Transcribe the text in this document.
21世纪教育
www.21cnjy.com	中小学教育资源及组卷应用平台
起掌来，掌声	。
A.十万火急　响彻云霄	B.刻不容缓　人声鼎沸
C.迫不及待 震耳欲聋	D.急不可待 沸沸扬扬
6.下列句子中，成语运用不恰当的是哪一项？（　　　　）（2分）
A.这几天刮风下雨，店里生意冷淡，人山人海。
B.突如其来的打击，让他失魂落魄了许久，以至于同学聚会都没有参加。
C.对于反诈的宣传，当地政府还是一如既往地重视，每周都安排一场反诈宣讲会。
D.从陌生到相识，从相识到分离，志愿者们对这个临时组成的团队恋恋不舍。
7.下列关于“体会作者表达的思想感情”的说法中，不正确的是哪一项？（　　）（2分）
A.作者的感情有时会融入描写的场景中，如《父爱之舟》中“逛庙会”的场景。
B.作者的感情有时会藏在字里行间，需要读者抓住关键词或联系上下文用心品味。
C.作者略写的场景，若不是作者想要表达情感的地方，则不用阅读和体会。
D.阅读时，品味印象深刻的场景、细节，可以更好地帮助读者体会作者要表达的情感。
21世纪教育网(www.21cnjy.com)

→ EXERCISE DIRECTIONS: Return all the data exactly as given.

→ COMPLETE ANSWER:
Transcribe the text in this document.
21世纪教育
www.21cnjy.com	中小学教育资源及组卷应用平台
起掌来，掌声	。
A.十万火急　响彻云霄	B.刻不容缓　人声鼎沸
C.迫不及待 震耳欲聋	D.急不可待 沸沸扬扬
6.下列句子中，成语运用不恰当的是哪一项？（　　　　）（2分）
A.这几天刮风下雨，店里生意冷淡，人山人海。
B.突如其来的打击，让他失魂落魄了许久，以至于同学聚会都没有参加。
C.对于反诈的宣传，当地政府还是一如既往地重视，每周都安排一场反诈宣讲会。
D.从陌生到相识，从相识到分离，志愿者们对这个临时组成的团队恋恋不舍。
7.下列关于“体会作者表达的思想感情”的说法中，不正确的是哪一项？（　　）（2分）
A.作者的感情有时会融入描写的场景中，如《父爱之舟》中“逛庙会”的场景。
B.作者的感情有时会藏在字里行间，需要读者抓住关键词或联系上下文用心品味。
C.作者略写的场景，若不是作者想要表达情感的地方，则不用阅读和体会。
D.阅读时，品味印象深刻的场景、细节，可以更好地帮助读者体会作者要表达的情感。
21世纪教育网(www.21cnjy.com)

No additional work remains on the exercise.